§ Exercise aim: Take every line where the string "document" appears and copy it.
== Dataset content
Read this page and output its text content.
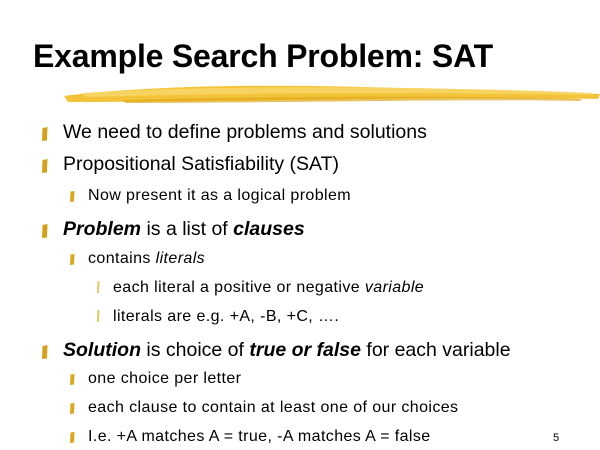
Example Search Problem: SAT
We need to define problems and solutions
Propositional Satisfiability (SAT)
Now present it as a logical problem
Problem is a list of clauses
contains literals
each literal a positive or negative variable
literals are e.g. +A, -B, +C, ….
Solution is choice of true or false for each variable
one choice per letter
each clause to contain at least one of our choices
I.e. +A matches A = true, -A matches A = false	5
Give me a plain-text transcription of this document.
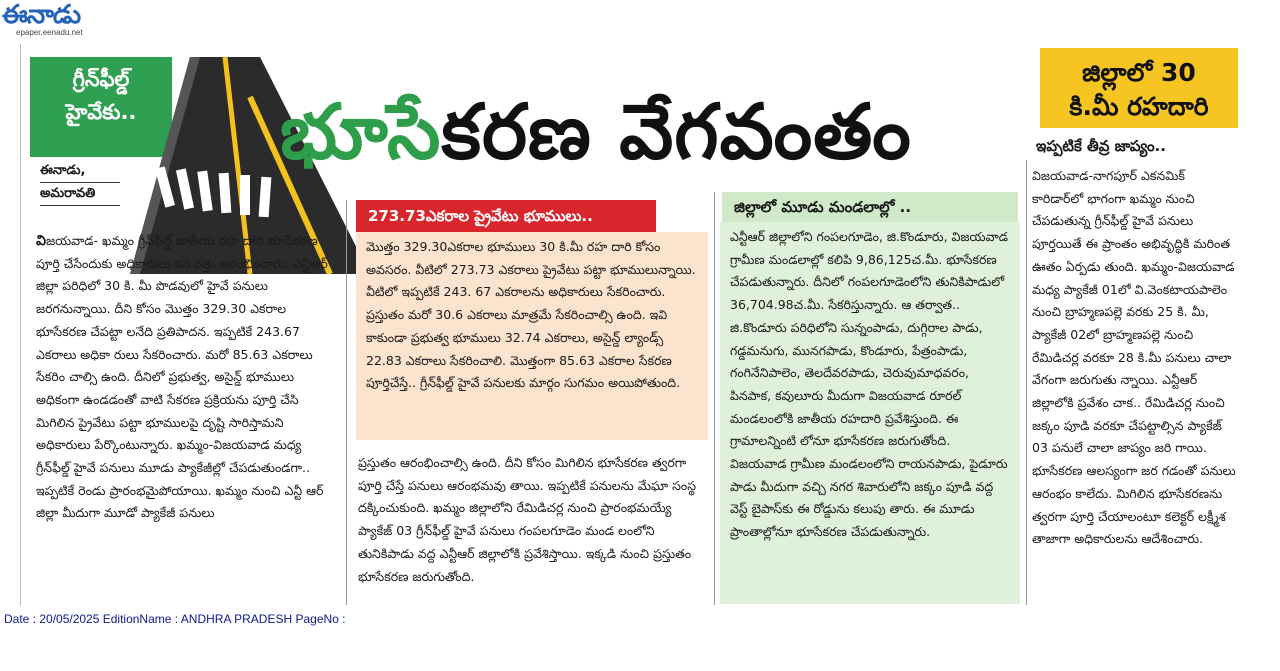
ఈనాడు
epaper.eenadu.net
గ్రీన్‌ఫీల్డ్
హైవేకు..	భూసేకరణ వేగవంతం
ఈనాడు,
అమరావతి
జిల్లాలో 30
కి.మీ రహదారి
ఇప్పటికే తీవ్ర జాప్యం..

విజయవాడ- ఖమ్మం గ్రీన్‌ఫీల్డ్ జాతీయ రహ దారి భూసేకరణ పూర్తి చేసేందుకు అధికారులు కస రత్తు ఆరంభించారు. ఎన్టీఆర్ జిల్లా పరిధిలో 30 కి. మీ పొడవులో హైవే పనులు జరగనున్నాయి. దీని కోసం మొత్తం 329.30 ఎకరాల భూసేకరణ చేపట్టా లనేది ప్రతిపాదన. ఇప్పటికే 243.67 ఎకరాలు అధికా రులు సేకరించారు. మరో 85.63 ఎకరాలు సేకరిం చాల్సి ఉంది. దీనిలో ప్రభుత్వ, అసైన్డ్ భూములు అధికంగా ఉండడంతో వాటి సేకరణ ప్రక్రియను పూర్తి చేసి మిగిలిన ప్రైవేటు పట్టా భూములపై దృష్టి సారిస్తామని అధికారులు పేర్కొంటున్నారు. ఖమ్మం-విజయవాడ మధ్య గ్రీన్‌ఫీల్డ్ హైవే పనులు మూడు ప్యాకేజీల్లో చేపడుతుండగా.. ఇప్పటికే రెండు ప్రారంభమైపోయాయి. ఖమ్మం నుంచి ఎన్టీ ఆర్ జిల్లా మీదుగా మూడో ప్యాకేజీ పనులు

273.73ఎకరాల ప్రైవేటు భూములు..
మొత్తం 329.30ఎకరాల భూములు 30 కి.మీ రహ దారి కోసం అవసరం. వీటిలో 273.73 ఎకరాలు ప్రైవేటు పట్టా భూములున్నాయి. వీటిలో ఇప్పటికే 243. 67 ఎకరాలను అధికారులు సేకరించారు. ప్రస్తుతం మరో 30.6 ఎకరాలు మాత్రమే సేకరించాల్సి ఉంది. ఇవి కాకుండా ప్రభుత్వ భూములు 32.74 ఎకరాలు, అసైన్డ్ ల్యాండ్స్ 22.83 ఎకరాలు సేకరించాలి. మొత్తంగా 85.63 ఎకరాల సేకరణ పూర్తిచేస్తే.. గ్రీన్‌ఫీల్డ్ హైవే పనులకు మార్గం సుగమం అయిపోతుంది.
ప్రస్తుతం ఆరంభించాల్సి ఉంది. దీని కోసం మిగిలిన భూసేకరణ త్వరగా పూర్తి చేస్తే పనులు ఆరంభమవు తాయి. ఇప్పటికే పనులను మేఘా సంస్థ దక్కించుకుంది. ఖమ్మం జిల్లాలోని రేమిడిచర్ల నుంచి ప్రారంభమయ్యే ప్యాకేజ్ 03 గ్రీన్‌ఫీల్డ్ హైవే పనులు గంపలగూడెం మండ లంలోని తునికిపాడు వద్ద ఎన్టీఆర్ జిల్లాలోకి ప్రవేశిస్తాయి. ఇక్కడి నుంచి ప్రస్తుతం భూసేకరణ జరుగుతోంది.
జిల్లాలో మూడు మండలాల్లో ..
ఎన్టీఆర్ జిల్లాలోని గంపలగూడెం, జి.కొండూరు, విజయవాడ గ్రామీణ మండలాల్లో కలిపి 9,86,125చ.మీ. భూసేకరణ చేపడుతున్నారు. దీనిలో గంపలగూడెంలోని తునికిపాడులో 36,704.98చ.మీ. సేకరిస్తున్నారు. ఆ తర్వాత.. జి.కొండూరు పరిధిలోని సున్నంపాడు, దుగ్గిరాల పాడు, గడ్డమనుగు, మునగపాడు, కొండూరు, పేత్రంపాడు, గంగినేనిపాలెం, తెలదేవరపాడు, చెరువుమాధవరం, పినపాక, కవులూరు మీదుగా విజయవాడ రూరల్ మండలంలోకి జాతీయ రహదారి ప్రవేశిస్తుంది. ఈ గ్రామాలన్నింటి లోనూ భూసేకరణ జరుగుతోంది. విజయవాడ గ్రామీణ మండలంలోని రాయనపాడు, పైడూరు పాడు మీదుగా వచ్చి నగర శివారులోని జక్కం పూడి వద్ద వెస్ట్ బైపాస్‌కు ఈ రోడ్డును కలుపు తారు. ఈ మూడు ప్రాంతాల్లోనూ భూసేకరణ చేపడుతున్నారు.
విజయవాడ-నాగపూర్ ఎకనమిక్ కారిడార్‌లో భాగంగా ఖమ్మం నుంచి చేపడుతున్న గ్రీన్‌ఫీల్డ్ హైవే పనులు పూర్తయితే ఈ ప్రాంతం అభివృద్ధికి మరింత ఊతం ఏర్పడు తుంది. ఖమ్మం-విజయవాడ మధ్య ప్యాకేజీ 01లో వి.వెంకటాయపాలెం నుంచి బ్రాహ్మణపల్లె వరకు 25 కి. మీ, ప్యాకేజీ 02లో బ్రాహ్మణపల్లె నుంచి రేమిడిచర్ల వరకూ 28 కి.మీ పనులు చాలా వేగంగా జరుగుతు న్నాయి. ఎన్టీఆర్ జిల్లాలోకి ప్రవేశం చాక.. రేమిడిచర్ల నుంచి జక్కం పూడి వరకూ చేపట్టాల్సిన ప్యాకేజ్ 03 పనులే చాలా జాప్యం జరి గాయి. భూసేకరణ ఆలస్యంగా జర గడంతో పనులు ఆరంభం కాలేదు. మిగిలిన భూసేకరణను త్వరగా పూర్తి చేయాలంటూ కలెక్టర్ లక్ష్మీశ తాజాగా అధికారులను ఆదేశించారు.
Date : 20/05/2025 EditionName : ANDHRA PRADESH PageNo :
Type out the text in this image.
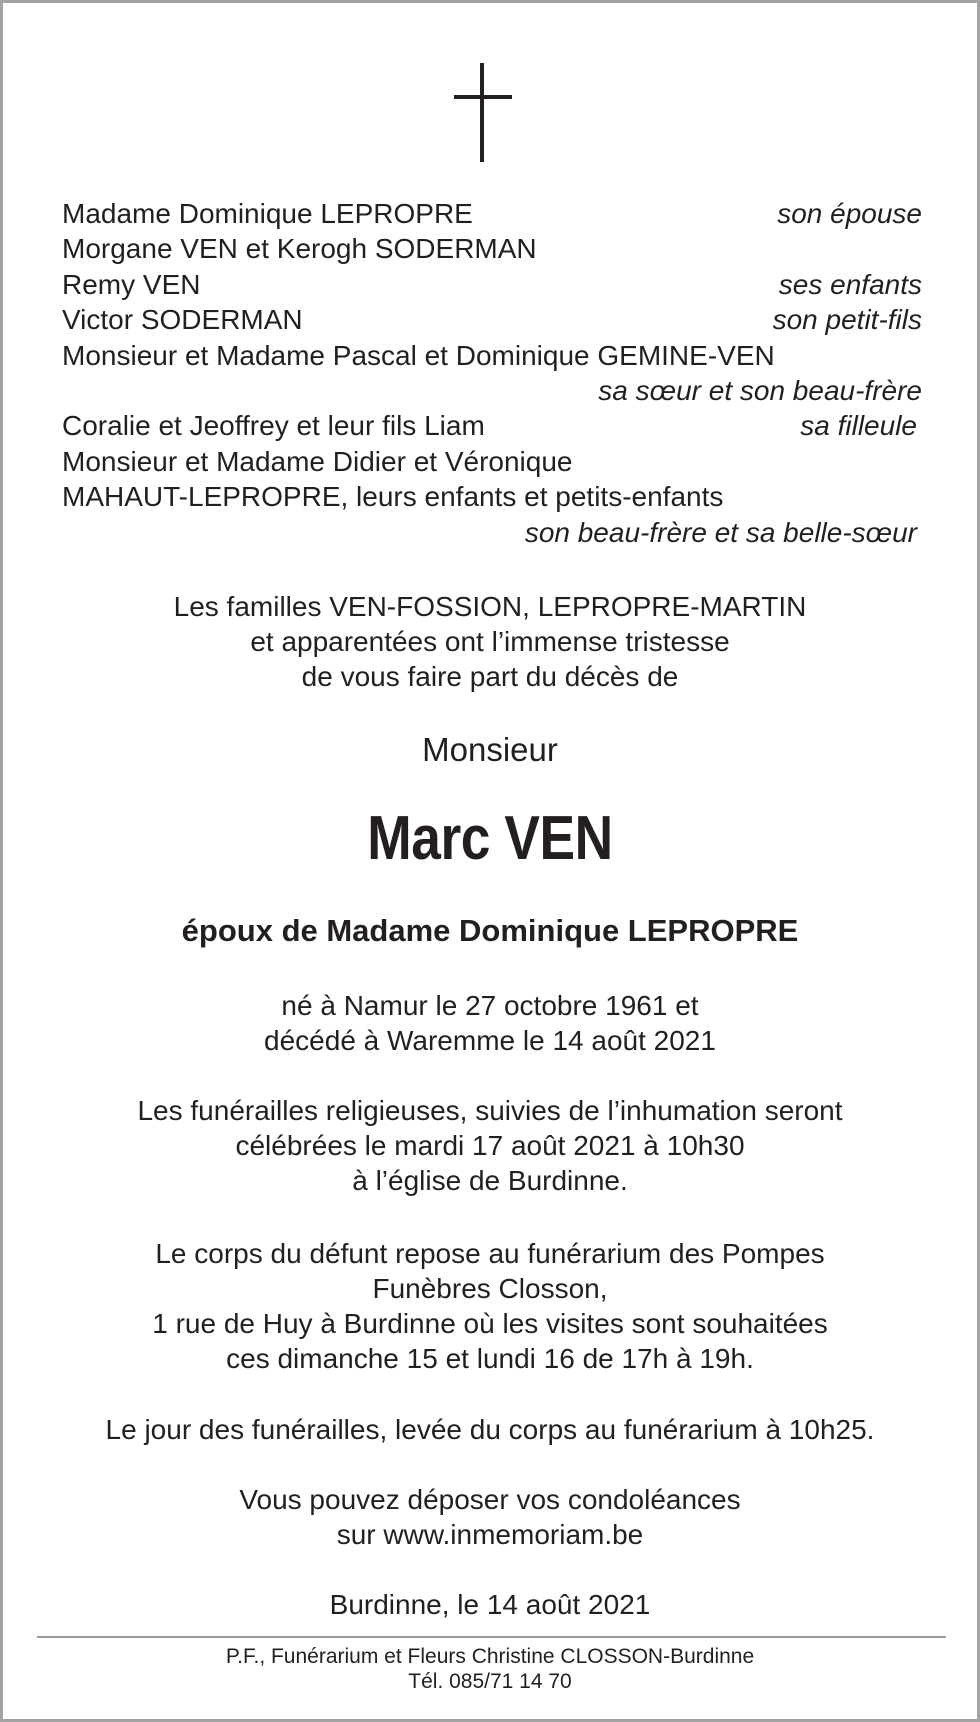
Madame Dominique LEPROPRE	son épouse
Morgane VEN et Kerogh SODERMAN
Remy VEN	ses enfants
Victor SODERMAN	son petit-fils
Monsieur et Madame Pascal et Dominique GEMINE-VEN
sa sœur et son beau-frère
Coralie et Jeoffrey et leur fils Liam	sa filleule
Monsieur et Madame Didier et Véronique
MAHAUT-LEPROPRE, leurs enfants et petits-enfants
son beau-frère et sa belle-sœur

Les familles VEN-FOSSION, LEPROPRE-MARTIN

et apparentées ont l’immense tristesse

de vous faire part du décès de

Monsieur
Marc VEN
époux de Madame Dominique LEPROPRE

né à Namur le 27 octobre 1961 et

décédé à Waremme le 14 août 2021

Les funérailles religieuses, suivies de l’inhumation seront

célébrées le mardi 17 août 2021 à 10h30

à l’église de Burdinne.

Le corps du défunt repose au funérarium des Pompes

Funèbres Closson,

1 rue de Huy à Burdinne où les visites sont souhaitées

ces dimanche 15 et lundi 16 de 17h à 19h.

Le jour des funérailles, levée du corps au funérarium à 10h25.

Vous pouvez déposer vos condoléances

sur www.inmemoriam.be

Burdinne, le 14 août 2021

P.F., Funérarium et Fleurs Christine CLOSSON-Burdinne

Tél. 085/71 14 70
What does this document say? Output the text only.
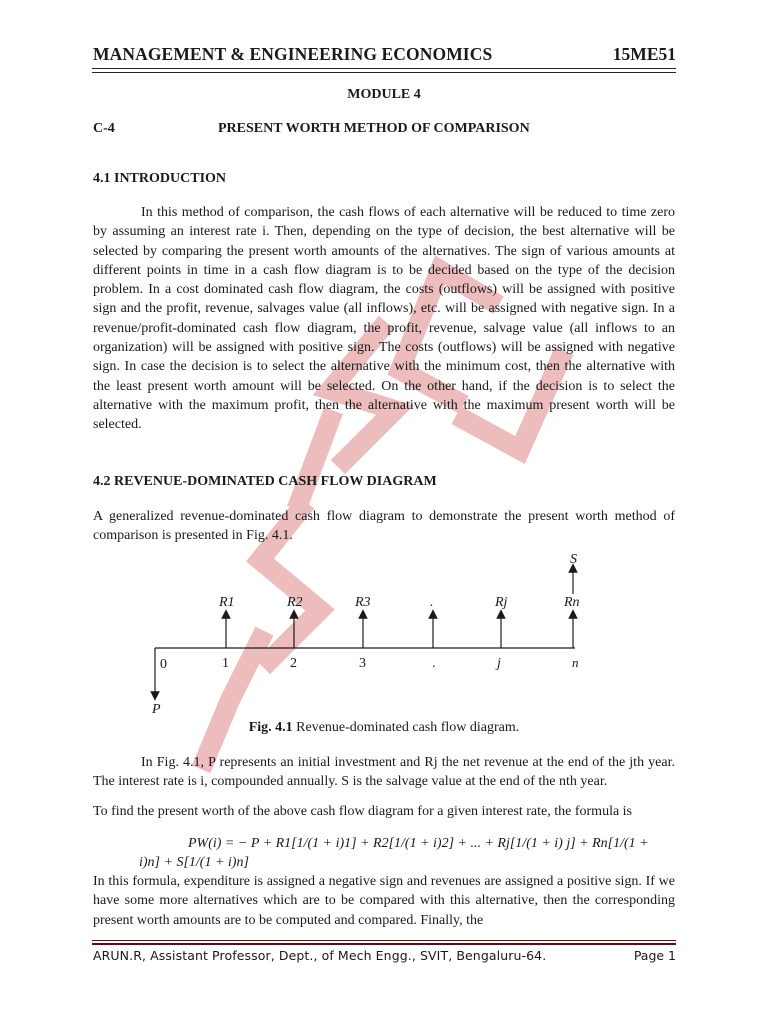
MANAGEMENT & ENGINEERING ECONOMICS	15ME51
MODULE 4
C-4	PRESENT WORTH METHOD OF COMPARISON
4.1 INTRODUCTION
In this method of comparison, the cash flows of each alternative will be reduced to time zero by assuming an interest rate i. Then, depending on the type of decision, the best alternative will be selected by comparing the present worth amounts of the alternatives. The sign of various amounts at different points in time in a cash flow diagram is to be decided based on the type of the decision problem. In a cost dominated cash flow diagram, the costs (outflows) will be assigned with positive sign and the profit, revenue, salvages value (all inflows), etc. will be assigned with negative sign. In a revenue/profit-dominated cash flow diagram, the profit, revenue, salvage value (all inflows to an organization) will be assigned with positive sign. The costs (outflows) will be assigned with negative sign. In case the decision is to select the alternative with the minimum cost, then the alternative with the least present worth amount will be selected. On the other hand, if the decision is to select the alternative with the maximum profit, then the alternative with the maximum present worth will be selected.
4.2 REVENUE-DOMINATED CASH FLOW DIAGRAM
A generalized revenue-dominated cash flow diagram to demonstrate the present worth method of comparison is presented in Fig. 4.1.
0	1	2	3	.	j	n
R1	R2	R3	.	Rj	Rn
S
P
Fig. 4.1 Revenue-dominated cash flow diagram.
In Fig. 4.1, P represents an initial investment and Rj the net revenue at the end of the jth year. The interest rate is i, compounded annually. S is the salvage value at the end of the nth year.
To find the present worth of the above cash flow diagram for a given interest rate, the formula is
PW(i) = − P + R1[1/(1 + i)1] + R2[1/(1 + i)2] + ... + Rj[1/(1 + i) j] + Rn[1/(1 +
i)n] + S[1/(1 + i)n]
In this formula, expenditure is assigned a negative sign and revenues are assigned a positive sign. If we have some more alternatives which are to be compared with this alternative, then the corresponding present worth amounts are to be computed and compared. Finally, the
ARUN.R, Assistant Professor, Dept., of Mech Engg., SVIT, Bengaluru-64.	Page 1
====
§ Reply to the exercise:
Give me a plain-text transcription of this document.
What does this document say? Output the text only.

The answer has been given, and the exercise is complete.